Every line with the string "choice" in it belongs in your answer, so copy them all from the data.
Start of DATASET EXCERPTS
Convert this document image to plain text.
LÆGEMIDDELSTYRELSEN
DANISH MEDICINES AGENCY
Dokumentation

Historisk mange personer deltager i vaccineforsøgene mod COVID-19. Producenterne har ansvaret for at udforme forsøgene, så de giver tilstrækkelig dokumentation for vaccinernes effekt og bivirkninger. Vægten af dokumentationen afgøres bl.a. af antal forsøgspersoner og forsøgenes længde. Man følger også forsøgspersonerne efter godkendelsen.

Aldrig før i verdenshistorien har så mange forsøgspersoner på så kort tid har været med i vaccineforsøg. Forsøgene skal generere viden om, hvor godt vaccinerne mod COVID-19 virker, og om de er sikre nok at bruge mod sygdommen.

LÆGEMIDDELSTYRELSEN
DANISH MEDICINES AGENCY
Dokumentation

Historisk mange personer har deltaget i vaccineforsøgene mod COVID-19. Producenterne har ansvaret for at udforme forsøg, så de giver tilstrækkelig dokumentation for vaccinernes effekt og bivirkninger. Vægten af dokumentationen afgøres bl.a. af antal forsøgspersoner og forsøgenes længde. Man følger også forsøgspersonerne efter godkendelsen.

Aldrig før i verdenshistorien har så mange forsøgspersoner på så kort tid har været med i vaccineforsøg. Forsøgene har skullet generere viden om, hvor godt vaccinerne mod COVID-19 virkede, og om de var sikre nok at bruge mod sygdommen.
End of DATASET EXCERPTS
Start of DATASET EXCERPTS
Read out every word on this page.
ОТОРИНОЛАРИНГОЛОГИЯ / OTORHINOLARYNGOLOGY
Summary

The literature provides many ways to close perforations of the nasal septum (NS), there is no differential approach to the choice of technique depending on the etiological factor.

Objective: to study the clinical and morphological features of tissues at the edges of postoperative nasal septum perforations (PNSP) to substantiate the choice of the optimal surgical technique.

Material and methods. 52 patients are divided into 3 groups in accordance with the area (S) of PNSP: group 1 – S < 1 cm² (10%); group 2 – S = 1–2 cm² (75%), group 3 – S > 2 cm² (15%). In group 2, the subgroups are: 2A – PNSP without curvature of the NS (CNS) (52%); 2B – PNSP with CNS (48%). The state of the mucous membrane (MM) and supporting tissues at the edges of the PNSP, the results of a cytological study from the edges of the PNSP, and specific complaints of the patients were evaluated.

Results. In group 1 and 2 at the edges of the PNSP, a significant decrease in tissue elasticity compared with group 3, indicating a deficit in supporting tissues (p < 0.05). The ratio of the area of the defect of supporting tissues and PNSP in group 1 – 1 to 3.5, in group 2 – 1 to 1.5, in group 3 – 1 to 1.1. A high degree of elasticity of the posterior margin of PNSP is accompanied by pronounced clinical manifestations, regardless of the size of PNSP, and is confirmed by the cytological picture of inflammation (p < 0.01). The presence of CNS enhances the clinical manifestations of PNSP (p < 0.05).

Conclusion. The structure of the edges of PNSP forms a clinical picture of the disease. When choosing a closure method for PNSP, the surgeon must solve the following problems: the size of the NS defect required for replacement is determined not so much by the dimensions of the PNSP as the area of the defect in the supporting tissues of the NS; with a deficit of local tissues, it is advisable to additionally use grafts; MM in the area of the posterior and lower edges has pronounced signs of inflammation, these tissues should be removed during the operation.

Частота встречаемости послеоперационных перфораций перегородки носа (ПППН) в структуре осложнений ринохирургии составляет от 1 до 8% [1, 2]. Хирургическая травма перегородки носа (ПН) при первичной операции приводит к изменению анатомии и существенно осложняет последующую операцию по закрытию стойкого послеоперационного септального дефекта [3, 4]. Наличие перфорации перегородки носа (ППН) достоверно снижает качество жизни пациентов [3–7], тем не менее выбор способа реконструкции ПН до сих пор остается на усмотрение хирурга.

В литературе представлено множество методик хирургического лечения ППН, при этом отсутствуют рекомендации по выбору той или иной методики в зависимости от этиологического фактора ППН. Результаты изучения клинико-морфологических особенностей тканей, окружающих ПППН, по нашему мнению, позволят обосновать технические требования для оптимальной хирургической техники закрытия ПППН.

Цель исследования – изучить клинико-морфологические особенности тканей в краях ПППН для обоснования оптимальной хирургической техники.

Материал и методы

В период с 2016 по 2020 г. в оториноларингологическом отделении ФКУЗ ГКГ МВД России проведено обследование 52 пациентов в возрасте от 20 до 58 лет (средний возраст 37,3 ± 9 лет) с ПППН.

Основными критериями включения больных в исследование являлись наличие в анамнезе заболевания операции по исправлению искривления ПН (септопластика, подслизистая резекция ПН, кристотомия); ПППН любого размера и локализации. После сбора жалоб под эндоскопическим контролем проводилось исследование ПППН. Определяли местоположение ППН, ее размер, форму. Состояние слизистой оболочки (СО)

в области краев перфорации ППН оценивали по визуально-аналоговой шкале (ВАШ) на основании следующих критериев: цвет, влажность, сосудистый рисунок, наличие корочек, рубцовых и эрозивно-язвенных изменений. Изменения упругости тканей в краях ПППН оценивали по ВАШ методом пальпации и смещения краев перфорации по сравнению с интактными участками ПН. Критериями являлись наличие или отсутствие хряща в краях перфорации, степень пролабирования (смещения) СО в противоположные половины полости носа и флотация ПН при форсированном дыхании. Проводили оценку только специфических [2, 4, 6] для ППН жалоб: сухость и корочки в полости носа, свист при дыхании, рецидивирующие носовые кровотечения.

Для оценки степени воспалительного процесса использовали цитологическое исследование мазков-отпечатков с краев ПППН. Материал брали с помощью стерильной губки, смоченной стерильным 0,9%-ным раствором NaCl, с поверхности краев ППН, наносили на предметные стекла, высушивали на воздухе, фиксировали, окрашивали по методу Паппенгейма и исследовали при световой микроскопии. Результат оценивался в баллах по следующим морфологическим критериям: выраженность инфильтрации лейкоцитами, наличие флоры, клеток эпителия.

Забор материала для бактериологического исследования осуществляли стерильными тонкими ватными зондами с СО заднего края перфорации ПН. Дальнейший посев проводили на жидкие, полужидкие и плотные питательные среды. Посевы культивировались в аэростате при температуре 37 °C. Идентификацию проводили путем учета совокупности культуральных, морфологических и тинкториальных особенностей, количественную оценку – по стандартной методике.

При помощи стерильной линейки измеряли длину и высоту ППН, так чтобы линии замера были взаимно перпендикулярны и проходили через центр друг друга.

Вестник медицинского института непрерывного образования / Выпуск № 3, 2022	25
End of DATASET EXCERPTS
• _ANSWER BOX_
The literature provides many ways to close perforations of the nasal septum (NS), there is no differential approach to the choice of technique depending on the etiological factor.
Objective: to study the clinical and morphological features of tissues at the edges of postoperative nasal septum perforations (PNSP) to substantiate the choice of the optimal surgical technique.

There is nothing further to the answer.